WHAT YOU HAVE TO DO:
Give back the records below exactly, every one, with no pictures.

DATASET EXCERPTS:
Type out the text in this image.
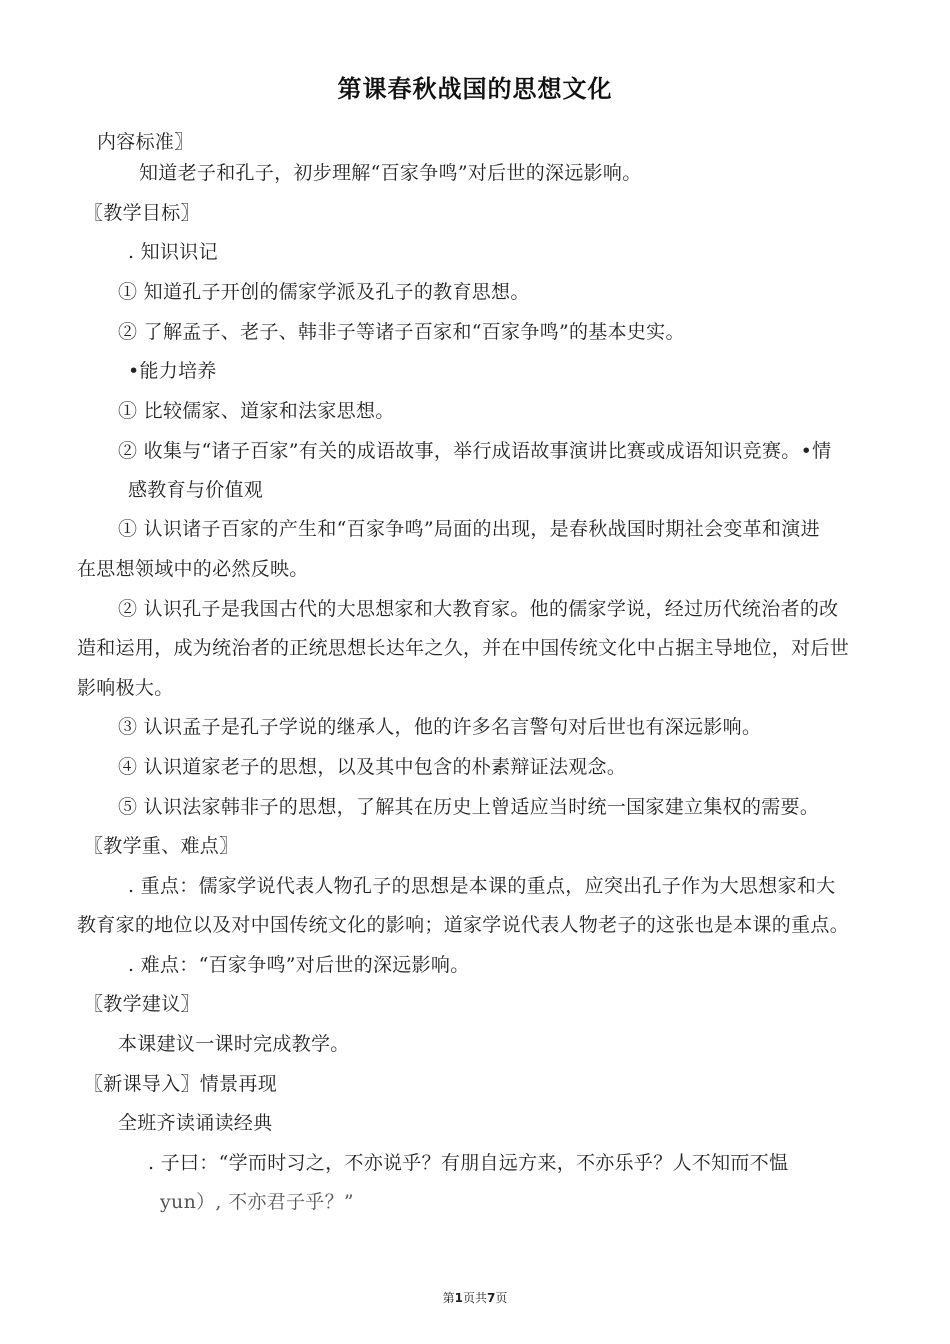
第课春秋战国的思想文化
内容标准〗
知道老子和孔子，初步理解“百家争鸣”对后世的深远影响。
〖教学目标〗
. 知识识记
① 知道孔子开创的儒家学派及孔子的教育思想。
② 了解孟子、老子、韩非子等诸子百家和“百家争鸣”的基本史实。
•能力培养
① 比较儒家、道家和法家思想。
② 收集与“诸子百家”有关的成语故事，举行成语故事演讲比赛或成语知识竞赛。•情
感教育与价值观
① 认识诸子百家的产生和“百家争鸣”局面的出现，是春秋战国时期社会变革和演进
在思想领域中的必然反映。
② 认识孔子是我国古代的大思想家和大教育家。他的儒家学说，经过历代统治者的改
造和运用，成为统治者的正统思想长达年之久，并在中国传统文化中占据主导地位，对后世
影响极大。
③ 认识孟子是孔子学说的继承人，他的许多名言警句对后世也有深远影响。
④ 认识道家老子的思想，以及其中包含的朴素辩证法观念。
⑤ 认识法家韩非子的思想，了解其在历史上曾适应当时统一国家建立集权的需要。
〖教学重、难点〗
. 重点：儒家学说代表人物孔子的思想是本课的重点，应突出孔子作为大思想家和大
教育家的地位以及对中国传统文化的影响；道家学说代表人物老子的这张也是本课的重点。
. 难点：“百家争鸣”对后世的深远影响。
〖教学建议〗
本课建议一课时完成教学。
〖新课导入〗情景再现
全班齐读诵读经典
. 子曰：“学而时习之，不亦说乎？有朋自远方来，不亦乐乎？人不知而不愠
yun）, 不亦君子乎？”
第1页共7页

EXERCISE ANSWER:
Type out the text in this image.
第课春秋战国的思想文化
内容标准〗
知道老子和孔子，初步理解“百家争鸣”对后世的深远影响。
〖教学目标〗
. 知识识记
① 知道孔子开创的儒家学派及孔子的教育思想。
② 了解孟子、老子、韩非子等诸子百家和“百家争鸣”的基本史实。
•能力培养
① 比较儒家、道家和法家思想。
② 收集与“诸子百家”有关的成语故事，举行成语故事演讲比赛或成语知识竞赛。•情
感教育与价值观
① 认识诸子百家的产生和“百家争鸣”局面的出现，是春秋战国时期社会变革和演进
在思想领域中的必然反映。
② 认识孔子是我国古代的大思想家和大教育家。他的儒家学说，经过历代统治者的改
造和运用，成为统治者的正统思想长达年之久，并在中国传统文化中占据主导地位，对后世
影响极大。
③ 认识孟子是孔子学说的继承人，他的许多名言警句对后世也有深远影响。
④ 认识道家老子的思想，以及其中包含的朴素辩证法观念。
⑤ 认识法家韩非子的思想，了解其在历史上曾适应当时统一国家建立集权的需要。
〖教学重、难点〗
. 重点：儒家学说代表人物孔子的思想是本课的重点，应突出孔子作为大思想家和大
教育家的地位以及对中国传统文化的影响；道家学说代表人物老子的这张也是本课的重点。
. 难点：“百家争鸣”对后世的深远影响。
〖教学建议〗
本课建议一课时完成教学。
〖新课导入〗情景再现
全班齐读诵读经典
. 子曰：“学而时习之，不亦说乎？有朋自远方来，不亦乐乎？人不知而不愠
yun）, 不亦君子乎？”
第1页共7页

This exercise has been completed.